◆ EXCERPT PROVIDED
#####
Ah thanks, I never thought about the safety side of it! And I never see the owners and have no idea who they are, so I can't check with them.

I'll stick to just saying hello then


----------



## jenny22 (Feb 13, 2011)

safer certainly someone around my know the owners, its worth asking

jenn


----------



## Starlight Express (Feb 25, 2011)

I used to have a real problem with passers by feeding our horses whilst they were out grazing. I'm sorry I'm one owner that would not be pleased if you were feeding my horses!

If you think your being nice giving them a treat your wrong. Giving treats by hand to some horses can cause problems with nipping and biting and expecting anyone that approches them to have treats. One treat may be alright but if you concider other passers by doing the same, can you imagine the extra amount of food being given, on top of the feed given by the owner. Over feeding can cause serious health problems. 

My horses are on a paddock with little grass partly because they are a tad overweight, people asume that either they are not being cared for or feel sorry for them and treat them. WRONG! They are on a diet for a reason, for their own benefit. They are both happy and healthy. 

I would certainly seek out the owner for there permission before you treat.


----------



## blackdiamond (Feb 5, 2011)

I would never feed anybody horses treats at all unless i had the owners persmission.
There maybe reasons why horses can't be fed treats bo thers so the safest thing is just to ask the owner/s if you see them out walking.

XxX


----------



## cinnamontoast (Oct 24, 2010)

A horse at my yard is laminitic and allergic to carrots. to me, it equates to feeding a random dog sausages, just not to be done.


----------
#####
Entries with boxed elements
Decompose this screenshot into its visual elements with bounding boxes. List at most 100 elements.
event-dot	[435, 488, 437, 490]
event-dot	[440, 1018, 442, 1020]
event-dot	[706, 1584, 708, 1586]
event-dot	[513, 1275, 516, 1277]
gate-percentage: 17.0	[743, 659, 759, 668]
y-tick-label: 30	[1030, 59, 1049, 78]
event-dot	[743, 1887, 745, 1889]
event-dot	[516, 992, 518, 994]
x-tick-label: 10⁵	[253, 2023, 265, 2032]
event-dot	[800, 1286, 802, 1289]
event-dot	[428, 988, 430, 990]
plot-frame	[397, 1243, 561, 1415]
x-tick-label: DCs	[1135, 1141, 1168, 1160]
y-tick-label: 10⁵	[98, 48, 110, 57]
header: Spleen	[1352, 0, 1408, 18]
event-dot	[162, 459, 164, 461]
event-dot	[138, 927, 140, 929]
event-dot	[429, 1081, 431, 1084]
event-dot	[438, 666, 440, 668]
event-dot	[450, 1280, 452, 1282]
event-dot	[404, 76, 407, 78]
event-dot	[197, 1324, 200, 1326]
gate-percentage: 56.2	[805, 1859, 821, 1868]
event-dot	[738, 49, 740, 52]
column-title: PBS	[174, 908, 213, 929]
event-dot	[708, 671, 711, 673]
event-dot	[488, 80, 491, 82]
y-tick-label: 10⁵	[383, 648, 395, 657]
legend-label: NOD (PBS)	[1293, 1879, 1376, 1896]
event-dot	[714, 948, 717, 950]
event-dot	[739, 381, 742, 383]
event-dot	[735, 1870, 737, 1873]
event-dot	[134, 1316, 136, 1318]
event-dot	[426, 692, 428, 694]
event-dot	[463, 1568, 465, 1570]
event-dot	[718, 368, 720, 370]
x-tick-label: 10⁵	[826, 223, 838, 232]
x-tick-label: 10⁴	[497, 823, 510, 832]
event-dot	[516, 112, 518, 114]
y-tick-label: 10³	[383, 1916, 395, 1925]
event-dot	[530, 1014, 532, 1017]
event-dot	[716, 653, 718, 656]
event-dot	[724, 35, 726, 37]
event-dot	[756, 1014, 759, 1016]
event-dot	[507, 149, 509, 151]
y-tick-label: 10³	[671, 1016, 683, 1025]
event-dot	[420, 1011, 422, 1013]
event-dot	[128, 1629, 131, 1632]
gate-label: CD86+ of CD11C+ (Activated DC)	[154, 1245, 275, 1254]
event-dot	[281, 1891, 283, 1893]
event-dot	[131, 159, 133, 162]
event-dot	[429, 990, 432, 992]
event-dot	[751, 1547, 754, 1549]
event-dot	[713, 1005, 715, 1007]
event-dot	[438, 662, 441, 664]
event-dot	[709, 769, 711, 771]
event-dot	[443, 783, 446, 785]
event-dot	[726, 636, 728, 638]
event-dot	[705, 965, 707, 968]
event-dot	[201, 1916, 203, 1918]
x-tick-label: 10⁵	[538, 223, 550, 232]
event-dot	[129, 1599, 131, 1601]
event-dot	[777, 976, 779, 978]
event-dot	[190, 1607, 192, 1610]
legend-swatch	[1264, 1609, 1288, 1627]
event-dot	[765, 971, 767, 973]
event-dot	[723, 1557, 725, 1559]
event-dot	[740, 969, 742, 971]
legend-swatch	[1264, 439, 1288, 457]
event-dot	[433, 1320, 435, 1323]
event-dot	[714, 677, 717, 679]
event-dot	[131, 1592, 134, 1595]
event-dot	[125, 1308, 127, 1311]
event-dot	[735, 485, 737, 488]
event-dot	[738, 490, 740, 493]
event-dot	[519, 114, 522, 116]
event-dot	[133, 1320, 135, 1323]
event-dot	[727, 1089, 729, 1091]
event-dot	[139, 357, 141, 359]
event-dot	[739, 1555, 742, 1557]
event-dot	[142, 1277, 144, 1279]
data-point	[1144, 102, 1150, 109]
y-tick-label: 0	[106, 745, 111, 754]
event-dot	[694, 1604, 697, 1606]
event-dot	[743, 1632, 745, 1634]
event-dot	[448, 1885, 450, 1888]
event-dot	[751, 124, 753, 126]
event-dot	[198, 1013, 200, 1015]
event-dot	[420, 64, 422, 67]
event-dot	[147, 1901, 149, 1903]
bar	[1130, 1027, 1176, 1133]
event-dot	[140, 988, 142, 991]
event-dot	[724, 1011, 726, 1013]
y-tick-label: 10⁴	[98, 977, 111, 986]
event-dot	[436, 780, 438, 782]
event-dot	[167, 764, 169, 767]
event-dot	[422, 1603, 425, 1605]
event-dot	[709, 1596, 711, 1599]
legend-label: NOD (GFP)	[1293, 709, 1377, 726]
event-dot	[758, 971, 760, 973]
#####
◆ WHAT TO WORK ON
From the thread about feeding treats to other people's horses, write out the passage between "My horses are" and "(Feb 5, 2011)", inclusive.

◆ COMPLETE ANSWER
My horses are on a paddock with little grass partly because they are a tad overweight, people asume that either they are not being cared for or feel sorry for them and treat them. WRONG! They are on a diet for a reason, for their own benefit. They are both happy and healthy. 

I would certainly seek out the owner for there permission before you treat.


----------



## blackdiamond (Feb 5, 2011)